== EXERCISE MATERIAL

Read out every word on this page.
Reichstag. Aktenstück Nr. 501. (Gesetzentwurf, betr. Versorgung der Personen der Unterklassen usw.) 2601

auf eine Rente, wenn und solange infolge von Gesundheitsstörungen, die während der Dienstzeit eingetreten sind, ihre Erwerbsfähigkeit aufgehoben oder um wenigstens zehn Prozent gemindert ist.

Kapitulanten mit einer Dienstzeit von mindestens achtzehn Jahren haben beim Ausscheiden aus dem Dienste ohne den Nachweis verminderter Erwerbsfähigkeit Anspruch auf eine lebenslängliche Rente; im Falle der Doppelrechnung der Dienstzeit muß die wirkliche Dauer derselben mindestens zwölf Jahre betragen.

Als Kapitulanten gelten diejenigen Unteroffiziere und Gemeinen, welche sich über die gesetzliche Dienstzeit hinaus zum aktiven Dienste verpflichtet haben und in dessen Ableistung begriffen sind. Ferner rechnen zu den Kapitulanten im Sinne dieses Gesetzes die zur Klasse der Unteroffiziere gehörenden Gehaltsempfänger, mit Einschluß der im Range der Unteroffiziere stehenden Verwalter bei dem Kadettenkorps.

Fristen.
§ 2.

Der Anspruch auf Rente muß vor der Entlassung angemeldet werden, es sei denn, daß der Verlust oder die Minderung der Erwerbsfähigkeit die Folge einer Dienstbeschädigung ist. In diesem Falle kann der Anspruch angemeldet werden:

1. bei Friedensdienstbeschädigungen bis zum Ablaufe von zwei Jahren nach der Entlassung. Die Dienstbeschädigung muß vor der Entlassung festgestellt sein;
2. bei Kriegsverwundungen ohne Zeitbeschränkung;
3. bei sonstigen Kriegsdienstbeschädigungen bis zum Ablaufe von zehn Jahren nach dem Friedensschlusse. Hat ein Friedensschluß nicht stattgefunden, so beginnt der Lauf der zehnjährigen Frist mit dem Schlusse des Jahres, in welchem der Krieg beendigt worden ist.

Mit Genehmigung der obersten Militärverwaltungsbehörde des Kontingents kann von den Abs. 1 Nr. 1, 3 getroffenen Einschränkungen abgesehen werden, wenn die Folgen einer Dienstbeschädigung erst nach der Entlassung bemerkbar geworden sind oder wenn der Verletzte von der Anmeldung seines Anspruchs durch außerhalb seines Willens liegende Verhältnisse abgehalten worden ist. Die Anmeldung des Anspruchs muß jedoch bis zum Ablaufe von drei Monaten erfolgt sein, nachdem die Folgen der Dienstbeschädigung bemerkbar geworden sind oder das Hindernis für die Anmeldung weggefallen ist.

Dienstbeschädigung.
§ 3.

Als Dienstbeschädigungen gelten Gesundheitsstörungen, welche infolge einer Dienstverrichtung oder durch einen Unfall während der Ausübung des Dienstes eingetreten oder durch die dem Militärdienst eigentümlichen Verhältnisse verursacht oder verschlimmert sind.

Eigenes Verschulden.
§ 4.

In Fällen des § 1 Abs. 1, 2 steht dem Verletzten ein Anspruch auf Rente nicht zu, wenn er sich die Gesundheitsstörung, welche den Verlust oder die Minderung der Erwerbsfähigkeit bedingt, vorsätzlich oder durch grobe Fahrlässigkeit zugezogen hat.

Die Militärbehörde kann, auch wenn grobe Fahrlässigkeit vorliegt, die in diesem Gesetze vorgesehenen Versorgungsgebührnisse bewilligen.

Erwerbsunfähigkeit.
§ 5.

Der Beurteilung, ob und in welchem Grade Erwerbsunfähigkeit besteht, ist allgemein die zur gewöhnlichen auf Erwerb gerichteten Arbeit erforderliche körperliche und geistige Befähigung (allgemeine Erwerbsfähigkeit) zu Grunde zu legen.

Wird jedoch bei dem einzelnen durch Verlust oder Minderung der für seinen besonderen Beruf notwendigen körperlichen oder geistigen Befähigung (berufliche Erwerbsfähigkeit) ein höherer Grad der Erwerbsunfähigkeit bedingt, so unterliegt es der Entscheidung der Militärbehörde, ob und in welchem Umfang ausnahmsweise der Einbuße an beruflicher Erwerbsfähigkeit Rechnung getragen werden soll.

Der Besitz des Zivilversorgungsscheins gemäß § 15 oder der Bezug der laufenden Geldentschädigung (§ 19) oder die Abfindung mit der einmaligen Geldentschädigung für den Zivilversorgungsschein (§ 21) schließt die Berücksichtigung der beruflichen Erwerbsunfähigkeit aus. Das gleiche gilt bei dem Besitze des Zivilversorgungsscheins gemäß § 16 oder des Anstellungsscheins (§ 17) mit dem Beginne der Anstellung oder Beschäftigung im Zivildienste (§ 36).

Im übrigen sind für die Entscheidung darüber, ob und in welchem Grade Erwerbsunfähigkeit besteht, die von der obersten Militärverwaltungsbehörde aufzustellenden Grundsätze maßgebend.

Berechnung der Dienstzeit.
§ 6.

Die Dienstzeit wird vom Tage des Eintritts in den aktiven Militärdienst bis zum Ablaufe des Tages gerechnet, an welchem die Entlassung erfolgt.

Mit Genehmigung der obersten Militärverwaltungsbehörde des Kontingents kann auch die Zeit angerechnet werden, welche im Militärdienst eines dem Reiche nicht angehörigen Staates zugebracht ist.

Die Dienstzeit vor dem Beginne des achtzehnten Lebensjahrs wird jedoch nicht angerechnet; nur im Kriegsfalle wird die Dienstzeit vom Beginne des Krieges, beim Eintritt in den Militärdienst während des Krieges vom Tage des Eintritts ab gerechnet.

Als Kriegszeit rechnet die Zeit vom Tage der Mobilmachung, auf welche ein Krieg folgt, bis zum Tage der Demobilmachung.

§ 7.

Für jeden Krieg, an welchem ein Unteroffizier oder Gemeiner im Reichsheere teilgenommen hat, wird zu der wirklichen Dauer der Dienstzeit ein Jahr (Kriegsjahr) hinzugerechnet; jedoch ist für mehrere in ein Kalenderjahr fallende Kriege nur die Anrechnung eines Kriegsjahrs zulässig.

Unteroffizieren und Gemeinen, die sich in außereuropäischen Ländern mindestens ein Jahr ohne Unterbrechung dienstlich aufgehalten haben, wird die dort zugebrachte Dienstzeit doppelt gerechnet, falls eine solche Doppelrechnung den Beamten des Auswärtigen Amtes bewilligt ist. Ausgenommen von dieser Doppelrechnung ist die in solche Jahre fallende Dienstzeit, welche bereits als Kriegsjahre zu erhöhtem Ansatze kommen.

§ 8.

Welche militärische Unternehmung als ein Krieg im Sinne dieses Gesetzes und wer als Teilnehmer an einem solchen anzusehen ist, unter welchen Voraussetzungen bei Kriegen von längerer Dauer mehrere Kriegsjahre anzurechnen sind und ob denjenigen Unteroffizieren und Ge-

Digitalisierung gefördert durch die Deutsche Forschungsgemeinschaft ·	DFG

====

BRIEF:
Retype every line of the data, keeping each one exactly as it is.

THE COMPLETED TASK:
Read out every word on this page.
Reichstag. Aktenstück Nr. 501. (Gesetzentwurf, betr. Versorgung der Personen der Unterklassen usw.) 2601

auf eine Rente, wenn und solange infolge von Gesundheitsstörungen, die während der Dienstzeit eingetreten sind, ihre Erwerbsfähigkeit aufgehoben oder um wenigstens zehn Prozent gemindert ist.

Kapitulanten mit einer Dienstzeit von mindestens achtzehn Jahren haben beim Ausscheiden aus dem Dienste ohne den Nachweis verminderter Erwerbsfähigkeit Anspruch auf eine lebenslängliche Rente; im Falle der Doppelrechnung der Dienstzeit muß die wirkliche Dauer derselben mindestens zwölf Jahre betragen.

Als Kapitulanten gelten diejenigen Unteroffiziere und Gemeinen, welche sich über die gesetzliche Dienstzeit hinaus zum aktiven Dienste verpflichtet haben und in dessen Ableistung begriffen sind. Ferner rechnen zu den Kapitulanten im Sinne dieses Gesetzes die zur Klasse der Unteroffiziere gehörenden Gehaltsempfänger, mit Einschluß der im Range der Unteroffiziere stehenden Verwalter bei dem Kadettenkorps.

Fristen.
§ 2.

Der Anspruch auf Rente muß vor der Entlassung angemeldet werden, es sei denn, daß der Verlust oder die Minderung der Erwerbsfähigkeit die Folge einer Dienstbeschädigung ist. In diesem Falle kann der Anspruch angemeldet werden:

1. bei Friedensdienstbeschädigungen bis zum Ablaufe von zwei Jahren nach der Entlassung. Die Dienstbeschädigung muß vor der Entlassung festgestellt sein;
2. bei Kriegsverwundungen ohne Zeitbeschränkung;
3. bei sonstigen Kriegsdienstbeschädigungen bis zum Ablaufe von zehn Jahren nach dem Friedensschlusse. Hat ein Friedensschluß nicht stattgefunden, so beginnt der Lauf der zehnjährigen Frist mit dem Schlusse des Jahres, in welchem der Krieg beendigt worden ist.

Mit Genehmigung der obersten Militärverwaltungsbehörde des Kontingents kann von den Abs. 1 Nr. 1, 3 getroffenen Einschränkungen abgesehen werden, wenn die Folgen einer Dienstbeschädigung erst nach der Entlassung bemerkbar geworden sind oder wenn der Verletzte von der Anmeldung seines Anspruchs durch außerhalb seines Willens liegende Verhältnisse abgehalten worden ist. Die Anmeldung des Anspruchs muß jedoch bis zum Ablaufe von drei Monaten erfolgt sein, nachdem die Folgen der Dienstbeschädigung bemerkbar geworden sind oder das Hindernis für die Anmeldung weggefallen ist.

Dienstbeschädigung.
§ 3.

Als Dienstbeschädigungen gelten Gesundheitsstörungen, welche infolge einer Dienstverrichtung oder durch einen Unfall während der Ausübung des Dienstes eingetreten oder durch die dem Militärdienst eigentümlichen Verhältnisse verursacht oder verschlimmert sind.

Eigenes Verschulden.
§ 4.

In Fällen des § 1 Abs. 1, 2 steht dem Verletzten ein Anspruch auf Rente nicht zu, wenn er sich die Gesundheitsstörung, welche den Verlust oder die Minderung der Erwerbsfähigkeit bedingt, vorsätzlich oder durch grobe Fahrlässigkeit zugezogen hat.

Die Militärbehörde kann, auch wenn grobe Fahrlässigkeit vorliegt, die in diesem Gesetze vorgesehenen Versorgungsgebührnisse bewilligen.

Erwerbsunfähigkeit.
§ 5.

Der Beurteilung, ob und in welchem Grade Erwerbsunfähigkeit besteht, ist allgemein die zur gewöhnlichen auf Erwerb gerichteten Arbeit erforderliche körperliche und geistige Befähigung (allgemeine Erwerbsfähigkeit) zu Grunde zu legen.

Wird jedoch bei dem einzelnen durch Verlust oder Minderung der für seinen besonderen Beruf notwendigen körperlichen oder geistigen Befähigung (berufliche Erwerbsfähigkeit) ein höherer Grad der Erwerbsunfähigkeit bedingt, so unterliegt es der Entscheidung der Militärbehörde, ob und in welchem Umfang ausnahmsweise der Einbuße an beruflicher Erwerbsfähigkeit Rechnung getragen werden soll.

Der Besitz des Zivilversorgungsscheins gemäß § 15 oder der Bezug der laufenden Geldentschädigung (§ 19) oder die Abfindung mit der einmaligen Geldentschädigung für den Zivilversorgungsschein (§ 21) schließt die Berücksichtigung der beruflichen Erwerbsunfähigkeit aus. Das gleiche gilt bei dem Besitze des Zivilversorgungsscheins gemäß § 16 oder des Anstellungsscheins (§ 17) mit dem Beginne der Anstellung oder Beschäftigung im Zivildienste (§ 36).

Im übrigen sind für die Entscheidung darüber, ob und in welchem Grade Erwerbsunfähigkeit besteht, die von der obersten Militärverwaltungsbehörde aufzustellenden Grundsätze maßgebend.

Berechnung der Dienstzeit.
§ 6.

Die Dienstzeit wird vom Tage des Eintritts in den aktiven Militärdienst bis zum Ablaufe des Tages gerechnet, an welchem die Entlassung erfolgt.

Mit Genehmigung der obersten Militärverwaltungsbehörde des Kontingents kann auch die Zeit angerechnet werden, welche im Militärdienst eines dem Reiche nicht angehörigen Staates zugebracht ist.

Die Dienstzeit vor dem Beginne des achtzehnten Lebensjahrs wird jedoch nicht angerechnet; nur im Kriegsfalle wird die Dienstzeit vom Beginne des Krieges, beim Eintritt in den Militärdienst während des Krieges vom Tage des Eintritts ab gerechnet.

Als Kriegszeit rechnet die Zeit vom Tage der Mobilmachung, auf welche ein Krieg folgt, bis zum Tage der Demobilmachung.

§ 7.

Für jeden Krieg, an welchem ein Unteroffizier oder Gemeiner im Reichsheere teilgenommen hat, wird zu der wirklichen Dauer der Dienstzeit ein Jahr (Kriegsjahr) hinzugerechnet; jedoch ist für mehrere in ein Kalenderjahr fallende Kriege nur die Anrechnung eines Kriegsjahrs zulässig.

Unteroffizieren und Gemeinen, die sich in außereuropäischen Ländern mindestens ein Jahr ohne Unterbrechung dienstlich aufgehalten haben, wird die dort zugebrachte Dienstzeit doppelt gerechnet, falls eine solche Doppelrechnung den Beamten des Auswärtigen Amtes bewilligt ist. Ausgenommen von dieser Doppelrechnung ist die in solche Jahre fallende Dienstzeit, welche bereits als Kriegsjahre zu erhöhtem Ansatze kommen.

§ 8.

Welche militärische Unternehmung als ein Krieg im Sinne dieses Gesetzes und wer als Teilnehmer an einem solchen anzusehen ist, unter welchen Voraussetzungen bei Kriegen von längerer Dauer mehrere Kriegsjahre anzurechnen sind und ob denjenigen Unteroffizieren und Ge-

Digitalisierung gefördert durch die Deutsche Forschungsgemeinschaft ·	DFG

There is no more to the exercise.